====== Materials provided ======
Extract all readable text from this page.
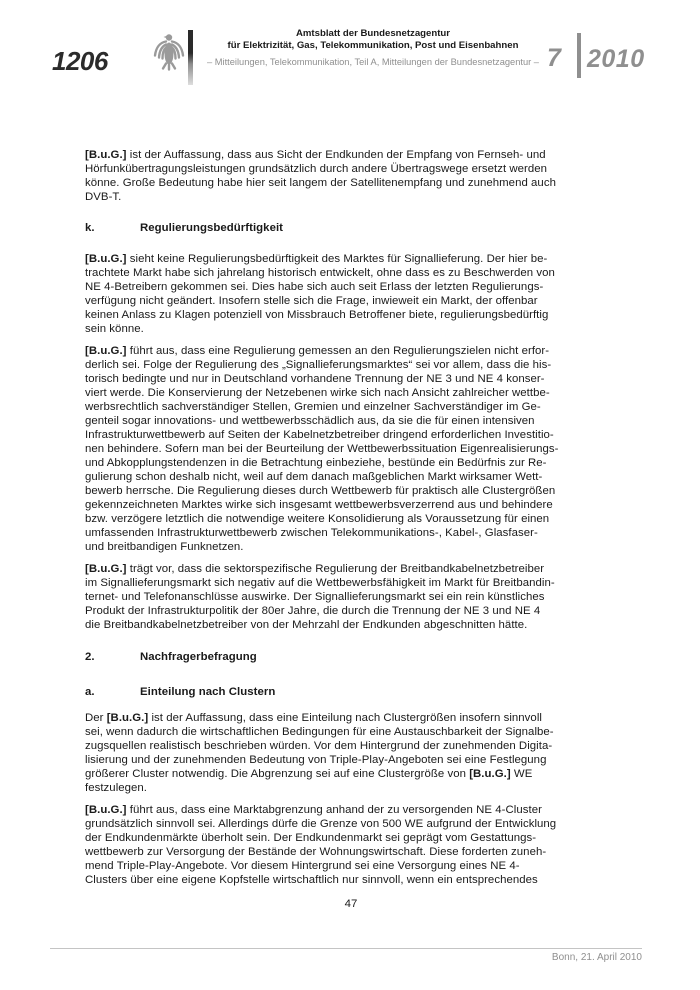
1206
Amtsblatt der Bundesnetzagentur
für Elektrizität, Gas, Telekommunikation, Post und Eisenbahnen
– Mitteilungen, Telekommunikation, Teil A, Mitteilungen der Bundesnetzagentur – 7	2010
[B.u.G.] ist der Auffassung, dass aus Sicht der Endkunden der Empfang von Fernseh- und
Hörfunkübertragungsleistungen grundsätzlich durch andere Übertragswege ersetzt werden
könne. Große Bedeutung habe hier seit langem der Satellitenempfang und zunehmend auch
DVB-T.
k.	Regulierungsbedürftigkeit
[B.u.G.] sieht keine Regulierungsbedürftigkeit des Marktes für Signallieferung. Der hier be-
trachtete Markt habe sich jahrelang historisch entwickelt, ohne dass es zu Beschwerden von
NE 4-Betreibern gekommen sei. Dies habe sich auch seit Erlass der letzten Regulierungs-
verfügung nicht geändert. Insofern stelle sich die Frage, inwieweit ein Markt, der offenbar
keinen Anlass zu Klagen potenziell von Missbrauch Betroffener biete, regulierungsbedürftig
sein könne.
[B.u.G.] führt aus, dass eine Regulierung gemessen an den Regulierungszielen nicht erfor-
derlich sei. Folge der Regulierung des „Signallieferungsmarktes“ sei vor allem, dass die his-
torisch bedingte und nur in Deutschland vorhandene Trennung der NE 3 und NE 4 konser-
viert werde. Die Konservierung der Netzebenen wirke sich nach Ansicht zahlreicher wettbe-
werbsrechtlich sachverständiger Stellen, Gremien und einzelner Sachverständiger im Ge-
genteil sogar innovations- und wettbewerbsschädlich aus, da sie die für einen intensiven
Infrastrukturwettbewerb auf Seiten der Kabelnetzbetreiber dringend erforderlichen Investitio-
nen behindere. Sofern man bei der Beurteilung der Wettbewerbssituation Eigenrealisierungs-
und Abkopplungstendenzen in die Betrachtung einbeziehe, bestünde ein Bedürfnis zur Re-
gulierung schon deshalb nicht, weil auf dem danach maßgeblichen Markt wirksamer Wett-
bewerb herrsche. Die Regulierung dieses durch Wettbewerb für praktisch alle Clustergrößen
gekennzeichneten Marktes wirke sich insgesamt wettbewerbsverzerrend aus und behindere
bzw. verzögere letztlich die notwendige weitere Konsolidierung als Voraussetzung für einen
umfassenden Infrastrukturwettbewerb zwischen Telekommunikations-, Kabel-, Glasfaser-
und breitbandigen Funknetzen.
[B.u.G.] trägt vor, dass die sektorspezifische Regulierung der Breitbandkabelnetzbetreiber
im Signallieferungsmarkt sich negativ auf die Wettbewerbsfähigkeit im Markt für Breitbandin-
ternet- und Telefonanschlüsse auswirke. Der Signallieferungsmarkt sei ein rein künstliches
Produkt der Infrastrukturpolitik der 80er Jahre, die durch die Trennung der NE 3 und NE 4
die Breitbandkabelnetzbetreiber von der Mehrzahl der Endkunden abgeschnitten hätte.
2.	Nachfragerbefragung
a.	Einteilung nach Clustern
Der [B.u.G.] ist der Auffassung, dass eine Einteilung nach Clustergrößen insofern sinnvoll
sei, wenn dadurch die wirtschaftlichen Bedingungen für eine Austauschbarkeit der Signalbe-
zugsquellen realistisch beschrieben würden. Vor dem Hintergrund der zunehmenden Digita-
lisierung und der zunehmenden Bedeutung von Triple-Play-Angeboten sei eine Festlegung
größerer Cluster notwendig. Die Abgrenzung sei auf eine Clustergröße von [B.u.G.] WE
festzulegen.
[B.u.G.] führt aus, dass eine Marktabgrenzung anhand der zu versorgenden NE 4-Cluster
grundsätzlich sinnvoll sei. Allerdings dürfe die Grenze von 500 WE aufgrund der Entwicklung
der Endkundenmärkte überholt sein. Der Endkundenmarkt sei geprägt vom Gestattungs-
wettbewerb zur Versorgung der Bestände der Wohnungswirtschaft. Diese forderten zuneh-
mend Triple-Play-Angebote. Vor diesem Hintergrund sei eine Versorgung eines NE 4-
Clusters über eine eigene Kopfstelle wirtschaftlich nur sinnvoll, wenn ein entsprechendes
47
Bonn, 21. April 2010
======
◆ **The request**
Copy out all lines above that include the string "sinnvoll".

◆ **The output**
Der [B.u.G.] ist der Auffassung, dass eine Einteilung nach Clustergrößen insofern sinnvoll
grundsätzlich sinnvoll sei. Allerdings dürfe die Grenze von 500 WE aufgrund der Entwicklung
Clusters über eine eigene Kopfstelle wirtschaftlich nur sinnvoll, wenn ein entsprechendes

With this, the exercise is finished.